WRITTEN EXERCISE: Please state how many lines in the records contain the string "Muon", with no words besides the number.

• • • • •

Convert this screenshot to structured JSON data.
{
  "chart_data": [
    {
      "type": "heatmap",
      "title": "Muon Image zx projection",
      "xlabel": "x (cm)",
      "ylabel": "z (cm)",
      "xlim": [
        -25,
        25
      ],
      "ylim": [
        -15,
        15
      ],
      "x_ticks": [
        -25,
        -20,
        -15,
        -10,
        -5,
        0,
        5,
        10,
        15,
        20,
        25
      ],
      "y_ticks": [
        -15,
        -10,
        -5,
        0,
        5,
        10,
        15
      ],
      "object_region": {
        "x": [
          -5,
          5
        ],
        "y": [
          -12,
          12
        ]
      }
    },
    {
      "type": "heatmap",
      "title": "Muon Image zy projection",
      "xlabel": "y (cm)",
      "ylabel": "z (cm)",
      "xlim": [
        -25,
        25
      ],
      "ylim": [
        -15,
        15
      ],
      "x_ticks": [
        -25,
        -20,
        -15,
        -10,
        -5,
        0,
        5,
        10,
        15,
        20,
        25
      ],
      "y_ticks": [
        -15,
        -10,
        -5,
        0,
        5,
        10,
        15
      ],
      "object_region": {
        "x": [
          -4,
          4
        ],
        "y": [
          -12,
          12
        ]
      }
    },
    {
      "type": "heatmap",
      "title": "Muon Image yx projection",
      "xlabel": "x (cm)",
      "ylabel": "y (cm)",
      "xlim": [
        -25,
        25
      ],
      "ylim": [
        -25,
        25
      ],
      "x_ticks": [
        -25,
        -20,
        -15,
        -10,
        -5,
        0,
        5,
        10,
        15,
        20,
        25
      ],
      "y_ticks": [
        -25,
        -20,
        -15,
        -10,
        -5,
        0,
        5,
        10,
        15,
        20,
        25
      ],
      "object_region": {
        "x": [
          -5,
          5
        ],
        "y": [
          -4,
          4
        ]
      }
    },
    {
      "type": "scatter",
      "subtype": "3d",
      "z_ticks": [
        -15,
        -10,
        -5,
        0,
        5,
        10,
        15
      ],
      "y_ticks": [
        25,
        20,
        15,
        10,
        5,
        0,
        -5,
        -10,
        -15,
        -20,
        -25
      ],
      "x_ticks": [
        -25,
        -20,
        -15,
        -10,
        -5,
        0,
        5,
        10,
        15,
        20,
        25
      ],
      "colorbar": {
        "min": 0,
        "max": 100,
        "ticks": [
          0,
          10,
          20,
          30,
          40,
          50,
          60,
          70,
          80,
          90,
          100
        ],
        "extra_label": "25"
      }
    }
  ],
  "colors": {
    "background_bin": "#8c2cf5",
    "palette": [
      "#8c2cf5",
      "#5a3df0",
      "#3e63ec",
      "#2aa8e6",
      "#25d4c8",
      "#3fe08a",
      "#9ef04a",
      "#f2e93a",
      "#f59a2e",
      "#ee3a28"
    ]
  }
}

• • • • •

FULL OUTPUT: 3